# Set task 1
In the listing, begin at the line that has "dim-room3-bottom: 8.07 <box>473" and stop after the line that has "window-room3-bottom-2 <box>517 513". Write those lines out again with "staircase" changed to "stairwell" and nothing else altered.

At the tourist spots, there were few tourists and sometimes none at all. There were those occasional Chinese, however. I saw many huge tour buses parked in a few places on the island, but I only encountered a couple of them on the road. I can imagine what it must be like trying to drive around the island in the high season with exponentially more rental cars and lots of those huge buses on the narrow roads. No thank you!
Sure, it’s not so
warm, and swimming was out of the question, but that’s fine for me. I prefer it
to be a bit warm but not hot; 15-18 degrees Celsius in the daytime is perfect.
I had lunch one day
in a tavern near the famous Red Beach, and for most of that time, I was the
only customer. There was a family there when I arrived (from Virginia), and we
chatted just a bit. But otherwise, I had the place to myself. Similarly, in the
restaurant at the hotel I stayed at, I was the only customer for breakfast or
dinner each day.
In the offseason, you get a better sense of how people really live. Locals are more open, and because they have fewer guests to deal with, they can take a little more time with you. And they do. I had some really interesting chats with the owners of the place I was staying at, Villa Michalis, and a few other places I stopped at.
At one little
beachside café, the host asked me where I was from, and when I told him I had
come from Ukraine, he started speaking Russian. He wanted to practice, and it
was sort of funny to have two people trying to communicate in quite poor
Russian. But at least for me it was enjoyable to speak Russian with someone who
made my level seemed pretty good by comparison.

# Given records
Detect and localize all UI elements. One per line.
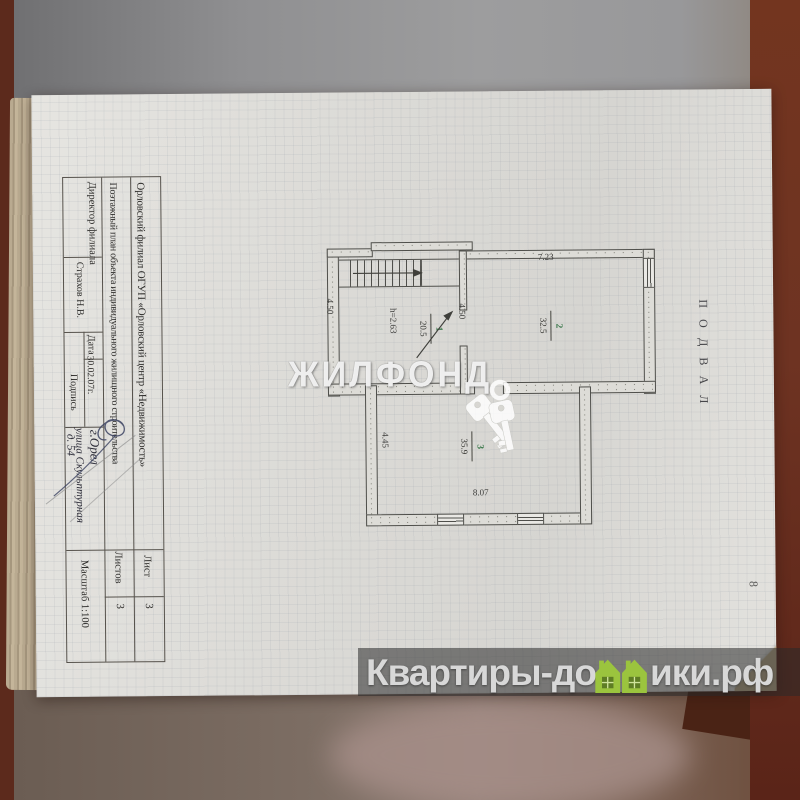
dim-room3-bottom: 8.07 <box>473 487 489 497</box>
wall-top-room2 <box>465 249 655 260</box>
page-number: 8 <box>746 581 761 587</box>
dim-room3-left: 4.45 <box>380 432 390 448</box>
room2-label: 32.5 2 <box>538 311 563 341</box>
staircase <box>339 259 459 288</box>
wall-divider-upper <box>459 250 468 310</box>
dim-room1-height: h=2.63 <box>388 308 398 333</box>
dim-room2-top: 7.23 <box>538 252 554 262</box>
window-room2-right <box>643 258 655 288</box>
stair-direction-arrow <box>349 266 429 281</box>
keys-watermark-icon <box>444 376 532 460</box>
wall-left-room3 <box>365 385 378 526</box>
table-blur-highlight <box>330 700 690 800</box>
window-room3-bottom-2 <box>517 513 544 525</box>
floor-name-label: ПОДВАЛ <box>695 299 711 449</box>
fraction-bar <box>550 311 551 341</box>
room2-area: 32.5 <box>538 318 548 334</box>
dim-room2-left: 4.50 <box>457 303 467 319</box>
logo-text-prefix: Квартиры-до <box>366 654 596 691</box>
wall-top-left <box>327 248 373 257</box>
logo-text-suffix: ики.рф <box>650 654 773 691</box>
dim-room1-left: 4.50 <box>325 299 335 315</box>
green-houses-icon <box>594 652 652 694</box>
site-logo-watermark: Квартиры-до ики.рф <box>358 648 800 696</box>
wall-bottom-room3 <box>366 512 592 526</box>
window-room3-bottom-1 <box>437 513 464 525</box>
room2-number: 2 <box>553 323 563 328</box>
wall-right-room3 <box>579 386 592 524</box>
photo-scene: Орловский филиал ОГУП «Орловский центр «… <box>0 0 800 800</box>
wall-top-stair <box>371 241 473 251</box>
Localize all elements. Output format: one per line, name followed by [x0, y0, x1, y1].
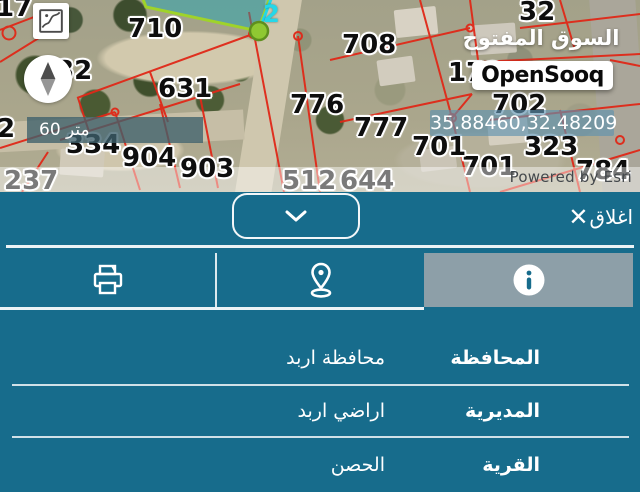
parcel-label: 631 [158, 74, 212, 104]
row-label: القرية [385, 454, 540, 476]
header-divider [6, 245, 634, 248]
compass-needle-icon [32, 61, 64, 97]
opensooq-logo: OpenSooq [472, 61, 613, 90]
parcel-label: 903 [180, 154, 234, 184]
basemap-toggle-button[interactable] [33, 3, 69, 39]
tab-info-active[interactable] [424, 253, 633, 307]
selected-parcel-marker-label: 2 [263, 0, 280, 28]
collapse-panel-button[interactable] [232, 193, 360, 239]
info-row-governorate: المحافظة محافظة اربد [0, 330, 640, 385]
parcel-label: 904 [122, 143, 176, 173]
parcel-label: 776 [290, 90, 344, 120]
close-label: اغلاق [590, 205, 633, 229]
parcel-label: 710 [128, 14, 182, 44]
opensooq-arabic-logo: السوق المفتوح [462, 26, 620, 50]
info-icon [511, 262, 547, 298]
parcel-info-panel: ✕ اغلاق [0, 192, 640, 480]
row-value: اراضي اربد [298, 400, 385, 422]
parcel-label: 323 [524, 132, 578, 162]
tab-location[interactable] [217, 253, 424, 307]
tab-print[interactable] [0, 253, 215, 307]
parcel-label: 17 [0, 0, 32, 23]
info-row-directorate: المديرية اراضي اربد [0, 385, 640, 437]
info-row-village: القرية الحصن [0, 437, 640, 492]
satellite-map[interactable]: 710 632 631 708 32 173 702 776 777 701 3… [0, 0, 640, 192]
parcel-label: 701 [412, 132, 466, 162]
parcel-label: 2 [0, 114, 15, 144]
row-value: محافظة اربد [286, 347, 385, 369]
panel-tabs [0, 253, 640, 307]
row-label: المحافظة [385, 347, 540, 369]
row-label: المديرية [385, 400, 540, 422]
coordinates-readout: 35.88460,32.48209 [430, 110, 614, 136]
chevron-down-icon [285, 210, 307, 222]
location-pin-icon [303, 260, 339, 300]
parcel-label: 777 [354, 113, 408, 143]
basemap-map-icon [38, 8, 64, 34]
parcel-label: 708 [342, 30, 396, 60]
parcel-label: 32 [519, 0, 555, 27]
printer-icon [91, 264, 125, 296]
map-scale-bar: 60 متر [27, 117, 203, 143]
compass-control[interactable] [24, 55, 72, 103]
row-value: الحصن [331, 454, 385, 476]
close-button[interactable]: ✕ اغلاق [568, 200, 633, 234]
tab-underline [0, 307, 424, 310]
close-icon: ✕ [568, 202, 588, 232]
esri-attribution: Powered by Esri [510, 168, 632, 186]
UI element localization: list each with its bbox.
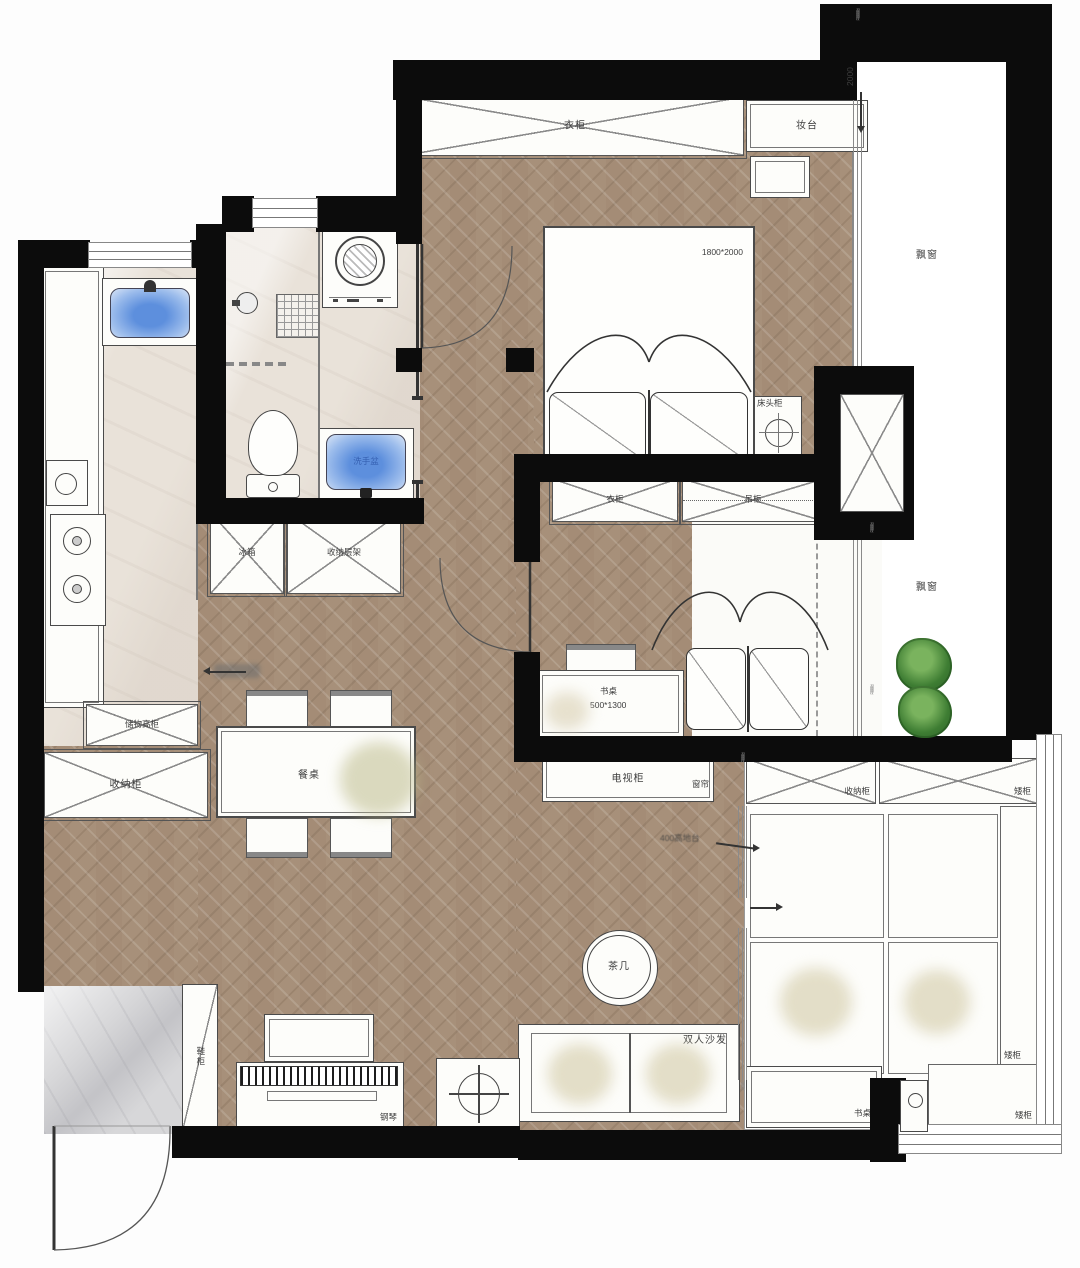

# Set task 2
Answer these questions about the offseason travel account:
(a) What daytime temperature range does the writer find perfect?
(b) Where was the family in the tavern near Red Beach from?
(c) What language did the beachside café host start speaking?

# Task solution 1
dim-room3-bottom: 8.07 <box>473 487 489 497</box>
wall-top-room2 <box>465 249 655 260</box>
page-number: 8 <box>746 581 761 587</box>
dim-room3-left: 4.45 <box>380 432 390 448</box>
room2-label: 32.5 2 <box>538 311 563 341</box>
stairwell <box>339 259 459 288</box>
wall-divider-upper <box>459 250 468 310</box>
dim-room1-height: h=2.63 <box>388 308 398 333</box>
dim-room2-top: 7.23 <box>538 252 554 262</box>
window-room2-right <box>643 258 655 288</box>
stair-direction-arrow <box>349 266 429 281</box>
keys-watermark-icon <box>444 376 532 460</box>
wall-left-room3 <box>365 385 378 526</box>
table-blur-highlight <box>330 700 690 800</box>
window-room3-bottom-2 <box>517 513 544 525</box>

# Task solution 2
(a) 15-18 degrees Celsius
(b) Virginia
(c) Russian